WHAT YOU HAVE TO DO: Lines containing the word "канал" are the ones to copy from the records below.

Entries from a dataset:
# # # # #

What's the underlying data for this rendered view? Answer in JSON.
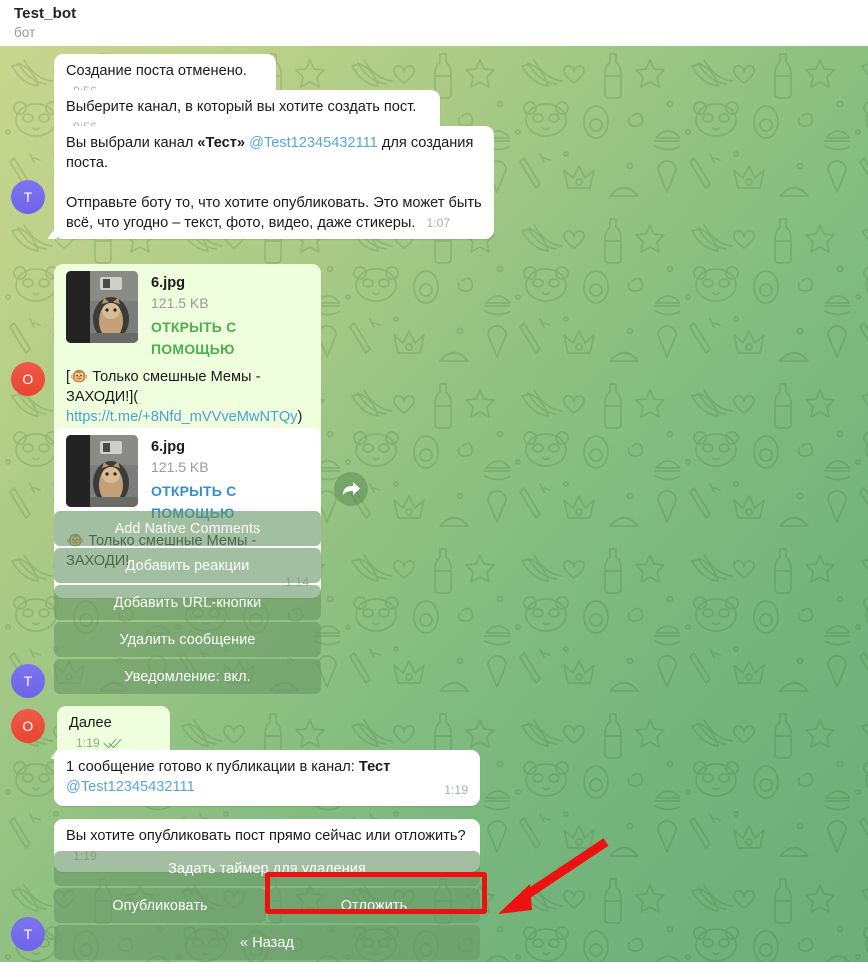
{
  "header": {
    "title": "Test_bot",
    "subtitle": "бот"
  },
  "accent_colors": {
    "incoming_bubble": "#ffffff",
    "outgoing_bubble": "#effedd",
    "link": "#4c9fd4",
    "mention": "#57a7d8",
    "keyboard_button": "#6a9868",
    "highlight": "#ee1111",
    "avatar_purple": "#6e64e8",
    "avatar_red": "#e8452f",
    "tick_green": "#64b05e"
  },
  "avatars": [
    {
      "letter": "T",
      "color": "purple"
    },
    {
      "letter": "O",
      "color": "red"
    },
    {
      "letter": "T",
      "color": "purple"
    },
    {
      "letter": "O",
      "color": "red"
    },
    {
      "letter": "T",
      "color": "purple"
    }
  ],
  "messages": [
    {
      "id": "m1",
      "direction": "in",
      "text": "Создание поста отменено.",
      "time": "0:56"
    },
    {
      "id": "m2",
      "direction": "in",
      "text": "Выберите канал, в который вы хотите создать пост.",
      "time": "0:56"
    },
    {
      "id": "m3",
      "direction": "in",
      "line1_pre": "Вы выбрали канал ",
      "line1_bold": "«Тест»",
      "line1_mention": "@Test12345432111",
      "line1_post": " для создания поста.",
      "line2": "Отправьте боту то, что хотите опубликовать. Это может быть всё, что угодно – текст, фото, видео, даже стикеры.",
      "time": "1:07"
    },
    {
      "id": "m4",
      "direction": "out",
      "file_name": "6.jpg",
      "file_size": "121.5 KB",
      "file_action": "ОТКРЫТЬ С ПОМОЩЬЮ",
      "file_action_color": "green",
      "caption_pre": "[",
      "caption_emoji": "🐵",
      "caption_mid": " Только смешные Мемы - ЗАХОДИ!](",
      "caption_link": "https://t.me/+8Nfd_mVVveMwNTQy",
      "caption_post": ")",
      "time": "1:14",
      "ticks": true
    },
    {
      "id": "m5",
      "direction": "in",
      "file_name": "6.jpg",
      "file_size": "121.5 KB",
      "file_action": "ОТКРЫТЬ С ПОМОЩЬЮ",
      "file_action_color": "blue",
      "caption_emoji": "🐵",
      "caption_text": " Только смешные Мемы - ЗАХОДИ!",
      "time": "1:14",
      "forward_button": "forward-icon"
    },
    {
      "id": "m6",
      "direction": "out",
      "text": "Далее",
      "time": "1:19",
      "ticks": true
    },
    {
      "id": "m7",
      "direction": "in",
      "line1_pre": "1 сообщение готово к публикации в канал: ",
      "line1_bold": "Тест",
      "line2_mention": "@Test12345432111",
      "time": "1:19"
    },
    {
      "id": "m8",
      "direction": "in",
      "text": "Вы хотите опубликовать пост прямо сейчас или отложить?",
      "time": "1:19"
    }
  ],
  "keyboard_1": {
    "rows": [
      [
        {
          "label": "Add Native Comments"
        }
      ],
      [
        {
          "label": "Добавить реакции"
        }
      ],
      [
        {
          "label": "Добавить URL-кнопки"
        }
      ],
      [
        {
          "label": "Удалить сообщение"
        }
      ],
      [
        {
          "label": "Уведомление: вкл."
        }
      ]
    ]
  },
  "keyboard_2": {
    "rows": [
      [
        {
          "label": "Задать таймер для удаления"
        }
      ],
      [
        {
          "label": "Опубликовать"
        },
        {
          "label": "Отложить",
          "highlighted": true
        }
      ],
      [
        {
          "label": "« Назад"
        }
      ]
    ]
  },
  "annotation": {
    "type": "arrow",
    "color": "#ee1111",
    "points_to": "Отложить"
  }
}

# # # # #

EXERCISE ANSWER:
      "text": "Выберите канал, в который вы хотите создать пост.",
      "line1_pre": "Вы выбрали канал ",
      "line1_pre": "1 сообщение готово к публикации в канал: ",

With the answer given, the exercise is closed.